STATED TASK
Copy the lines from the one containing "solder-points: [251, 272, 603, 299]" up to and including the one containing "left-label-gnd: GND: [170, 385, 221, 411]", reproducing each line without changes.

Page element annotations:
start
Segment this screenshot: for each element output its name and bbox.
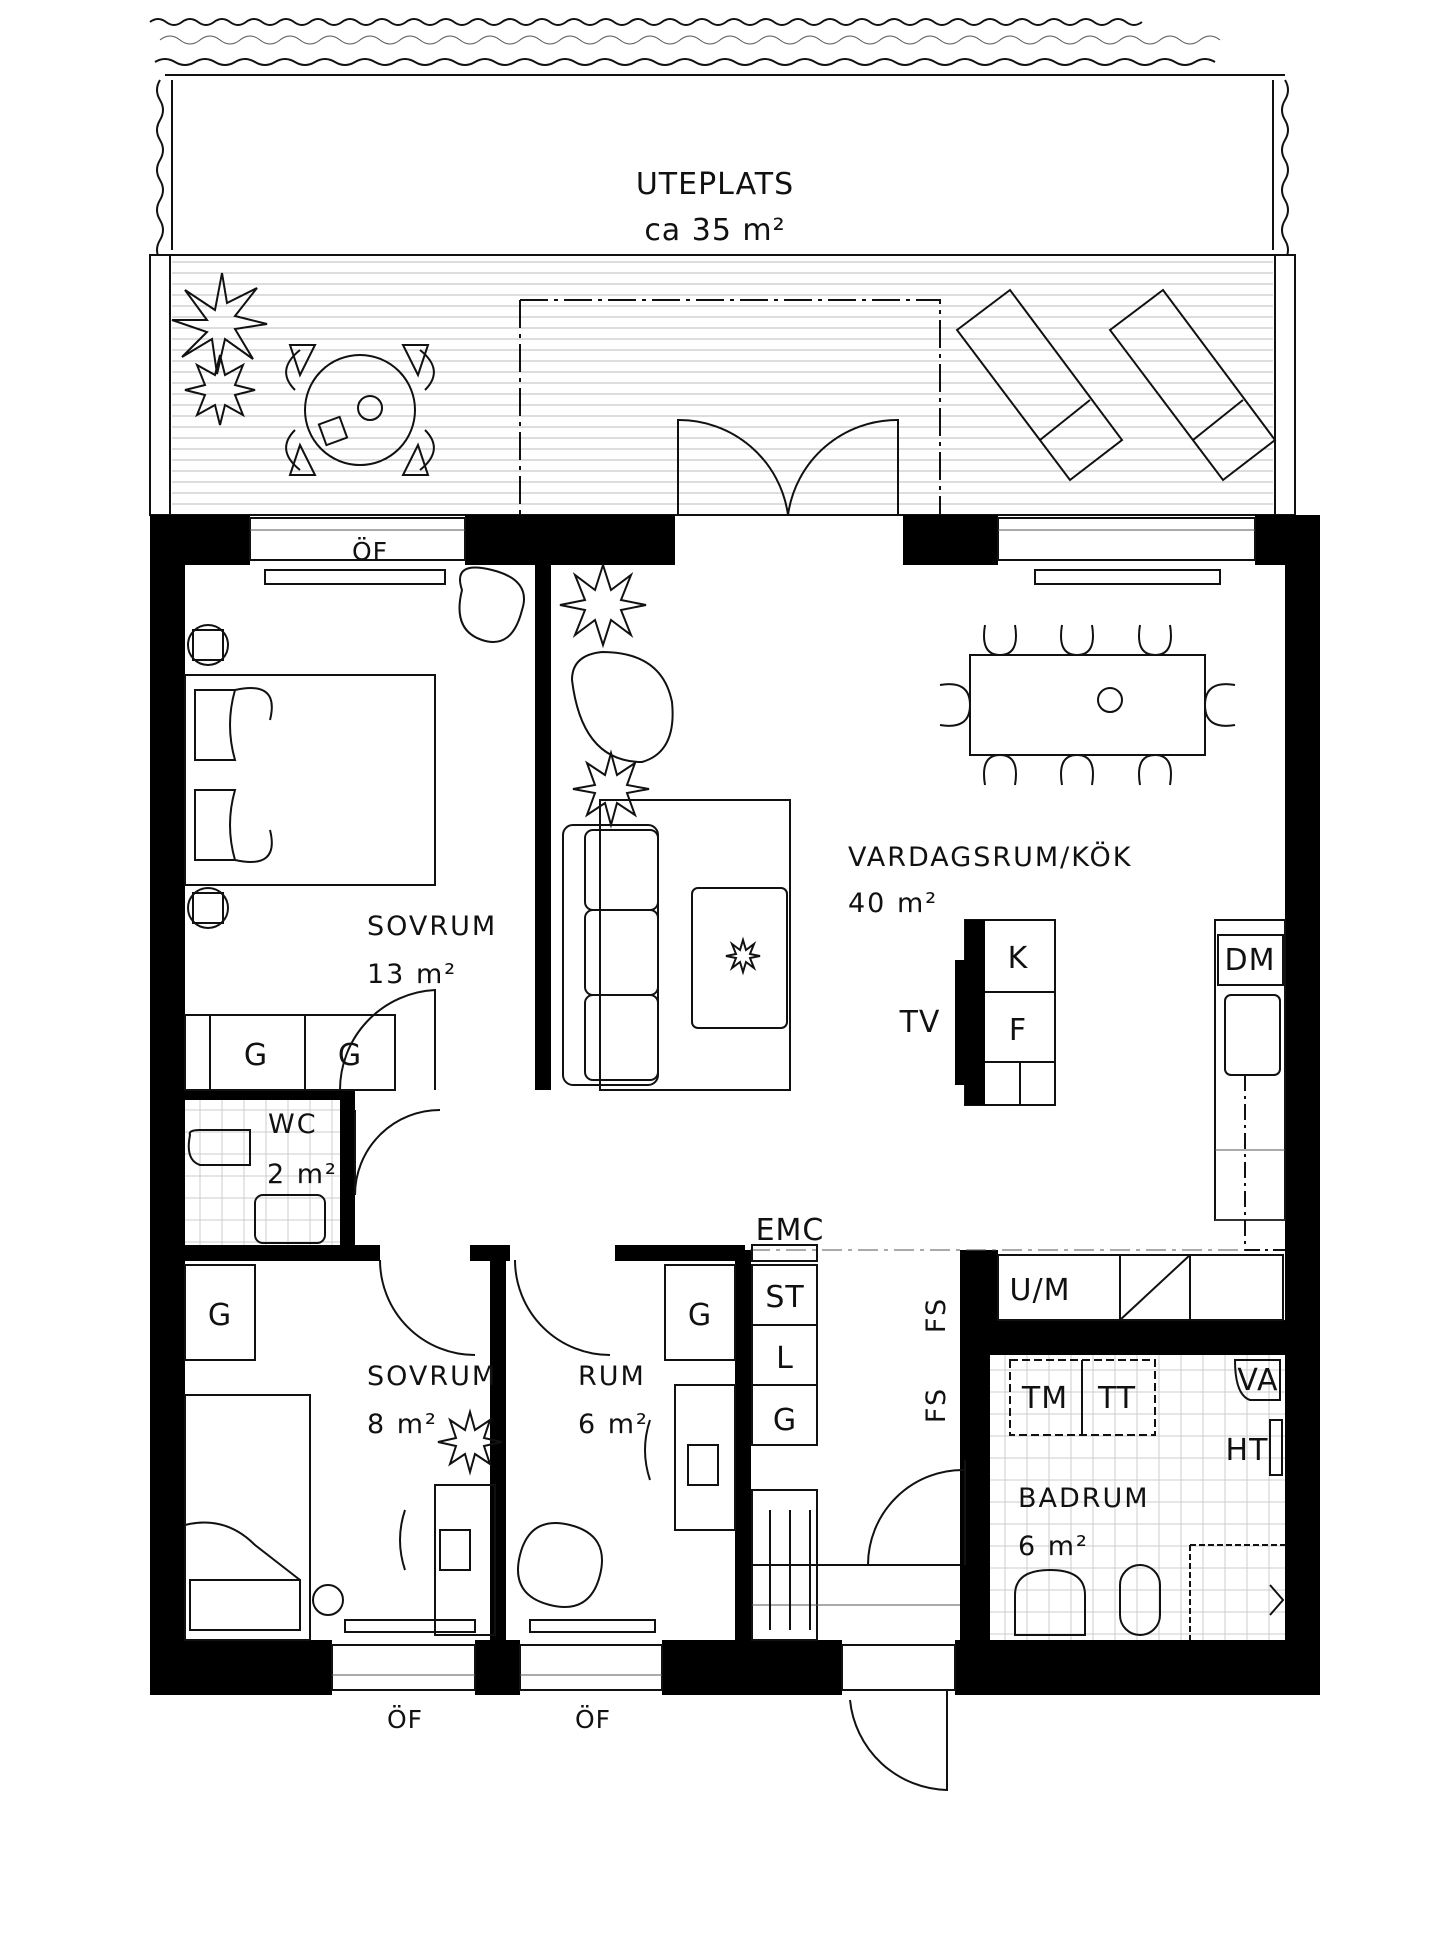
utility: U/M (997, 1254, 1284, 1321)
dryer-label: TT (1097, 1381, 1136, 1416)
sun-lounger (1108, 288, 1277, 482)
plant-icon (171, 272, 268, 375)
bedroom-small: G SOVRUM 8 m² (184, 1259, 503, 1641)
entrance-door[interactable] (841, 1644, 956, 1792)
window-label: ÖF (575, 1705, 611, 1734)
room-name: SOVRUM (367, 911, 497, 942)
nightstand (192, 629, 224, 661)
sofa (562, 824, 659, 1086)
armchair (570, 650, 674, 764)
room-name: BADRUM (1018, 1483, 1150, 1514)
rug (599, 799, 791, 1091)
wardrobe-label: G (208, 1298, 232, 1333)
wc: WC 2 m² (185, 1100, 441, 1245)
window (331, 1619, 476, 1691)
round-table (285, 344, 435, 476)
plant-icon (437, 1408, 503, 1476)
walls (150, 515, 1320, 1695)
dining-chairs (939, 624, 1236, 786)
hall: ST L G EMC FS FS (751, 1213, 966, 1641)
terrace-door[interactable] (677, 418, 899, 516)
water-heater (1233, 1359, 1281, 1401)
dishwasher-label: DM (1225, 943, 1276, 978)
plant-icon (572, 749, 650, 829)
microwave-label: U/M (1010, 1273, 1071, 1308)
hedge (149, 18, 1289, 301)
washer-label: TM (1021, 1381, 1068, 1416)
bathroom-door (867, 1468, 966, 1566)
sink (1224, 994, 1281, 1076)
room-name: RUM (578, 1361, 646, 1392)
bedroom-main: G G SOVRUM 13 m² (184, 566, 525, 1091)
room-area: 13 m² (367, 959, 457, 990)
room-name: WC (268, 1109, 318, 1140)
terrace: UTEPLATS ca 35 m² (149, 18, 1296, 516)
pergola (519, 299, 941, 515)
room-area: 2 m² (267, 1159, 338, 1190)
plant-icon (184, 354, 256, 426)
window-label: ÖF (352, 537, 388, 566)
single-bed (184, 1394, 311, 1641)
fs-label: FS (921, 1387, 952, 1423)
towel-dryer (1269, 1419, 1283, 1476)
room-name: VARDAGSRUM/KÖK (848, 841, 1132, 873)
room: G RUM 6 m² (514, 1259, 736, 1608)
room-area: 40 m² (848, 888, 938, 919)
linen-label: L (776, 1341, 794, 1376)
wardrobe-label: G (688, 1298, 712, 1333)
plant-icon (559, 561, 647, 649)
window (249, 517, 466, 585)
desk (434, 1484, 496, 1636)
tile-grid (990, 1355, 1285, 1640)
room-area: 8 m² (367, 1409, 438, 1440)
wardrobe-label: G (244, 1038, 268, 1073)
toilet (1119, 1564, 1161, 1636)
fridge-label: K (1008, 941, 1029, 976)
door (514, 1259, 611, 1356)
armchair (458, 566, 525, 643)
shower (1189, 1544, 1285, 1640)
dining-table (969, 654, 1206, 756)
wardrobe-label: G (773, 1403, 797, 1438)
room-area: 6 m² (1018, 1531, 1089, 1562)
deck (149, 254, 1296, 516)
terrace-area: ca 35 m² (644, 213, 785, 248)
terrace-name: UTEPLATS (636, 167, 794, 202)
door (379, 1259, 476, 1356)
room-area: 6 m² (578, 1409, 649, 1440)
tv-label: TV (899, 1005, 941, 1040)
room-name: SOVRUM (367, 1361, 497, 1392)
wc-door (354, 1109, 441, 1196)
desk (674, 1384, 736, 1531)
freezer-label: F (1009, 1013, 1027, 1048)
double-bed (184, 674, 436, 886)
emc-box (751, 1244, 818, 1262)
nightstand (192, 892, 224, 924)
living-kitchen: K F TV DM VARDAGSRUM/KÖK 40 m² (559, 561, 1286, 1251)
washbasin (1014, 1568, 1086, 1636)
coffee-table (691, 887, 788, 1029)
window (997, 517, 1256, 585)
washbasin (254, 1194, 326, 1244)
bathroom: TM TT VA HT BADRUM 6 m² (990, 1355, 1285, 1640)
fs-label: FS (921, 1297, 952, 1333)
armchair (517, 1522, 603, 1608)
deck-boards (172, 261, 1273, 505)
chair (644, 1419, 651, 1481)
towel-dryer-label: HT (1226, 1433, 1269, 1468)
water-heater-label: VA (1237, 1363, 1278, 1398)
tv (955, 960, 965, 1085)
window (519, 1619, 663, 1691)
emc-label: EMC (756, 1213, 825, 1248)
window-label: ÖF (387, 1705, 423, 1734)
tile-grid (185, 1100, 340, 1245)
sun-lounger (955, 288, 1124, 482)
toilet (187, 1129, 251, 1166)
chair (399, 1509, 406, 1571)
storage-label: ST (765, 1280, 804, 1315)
end
start
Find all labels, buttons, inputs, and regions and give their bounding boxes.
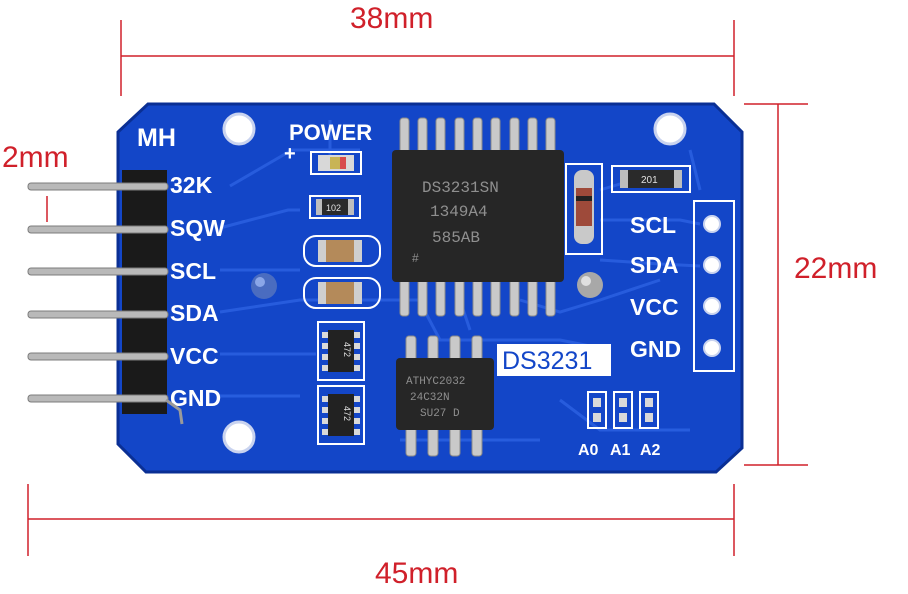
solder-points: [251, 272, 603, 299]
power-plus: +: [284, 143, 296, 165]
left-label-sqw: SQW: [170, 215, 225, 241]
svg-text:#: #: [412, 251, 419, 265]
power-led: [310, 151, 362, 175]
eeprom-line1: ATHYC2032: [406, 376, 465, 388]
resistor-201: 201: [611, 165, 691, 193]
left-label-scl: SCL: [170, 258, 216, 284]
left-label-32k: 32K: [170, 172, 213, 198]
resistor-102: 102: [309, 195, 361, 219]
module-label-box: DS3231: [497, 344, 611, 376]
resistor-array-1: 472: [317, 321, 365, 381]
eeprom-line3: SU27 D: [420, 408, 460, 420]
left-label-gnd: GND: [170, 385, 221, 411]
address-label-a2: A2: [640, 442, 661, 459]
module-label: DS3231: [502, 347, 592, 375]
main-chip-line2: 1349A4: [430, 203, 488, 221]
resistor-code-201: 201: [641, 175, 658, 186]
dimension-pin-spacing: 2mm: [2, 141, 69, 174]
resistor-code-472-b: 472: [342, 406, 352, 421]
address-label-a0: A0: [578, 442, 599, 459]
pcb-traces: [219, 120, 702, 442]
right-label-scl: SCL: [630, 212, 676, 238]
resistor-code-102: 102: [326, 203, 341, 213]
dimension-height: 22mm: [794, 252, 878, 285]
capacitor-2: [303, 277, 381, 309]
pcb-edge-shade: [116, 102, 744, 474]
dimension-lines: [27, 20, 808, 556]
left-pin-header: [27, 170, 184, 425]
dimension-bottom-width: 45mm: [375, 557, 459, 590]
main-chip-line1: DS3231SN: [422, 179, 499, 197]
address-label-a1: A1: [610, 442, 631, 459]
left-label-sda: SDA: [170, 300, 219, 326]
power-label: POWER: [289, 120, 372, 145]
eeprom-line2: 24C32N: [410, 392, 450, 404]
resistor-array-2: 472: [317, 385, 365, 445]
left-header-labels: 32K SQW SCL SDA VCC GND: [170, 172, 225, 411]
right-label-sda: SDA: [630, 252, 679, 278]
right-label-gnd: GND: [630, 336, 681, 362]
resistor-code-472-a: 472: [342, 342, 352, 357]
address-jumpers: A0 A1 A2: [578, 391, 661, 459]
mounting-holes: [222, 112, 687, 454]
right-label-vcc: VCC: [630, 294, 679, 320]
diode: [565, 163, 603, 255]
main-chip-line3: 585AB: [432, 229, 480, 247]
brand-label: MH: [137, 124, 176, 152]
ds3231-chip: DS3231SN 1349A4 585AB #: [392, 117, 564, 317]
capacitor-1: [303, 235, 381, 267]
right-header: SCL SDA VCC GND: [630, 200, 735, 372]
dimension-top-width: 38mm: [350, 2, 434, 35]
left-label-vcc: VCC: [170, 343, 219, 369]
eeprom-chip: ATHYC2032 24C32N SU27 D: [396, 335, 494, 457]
end
EXERCISE OUTPUT
solder-points: [251, 272, 603, 299]
power-plus: +: [284, 143, 296, 165]
left-label-sqw: SQW: [170, 215, 225, 241]
svg-text:#: #: [412, 251, 419, 265]
power-led: [310, 151, 362, 175]
eeprom-line1: ATHYC2032: [406, 376, 465, 388]
resistor-201: 201: [611, 165, 691, 193]
left-label-scl: SCL: [170, 258, 216, 284]
left-label-32k: 32K: [170, 172, 213, 198]
resistor-102: 102: [309, 195, 361, 219]
module-label-box: DS3231: [497, 344, 611, 376]
resistor-array-1: 472: [317, 321, 365, 381]
eeprom-line3: SU27 D: [420, 408, 460, 420]
left-label-gnd: GND: [170, 385, 221, 411]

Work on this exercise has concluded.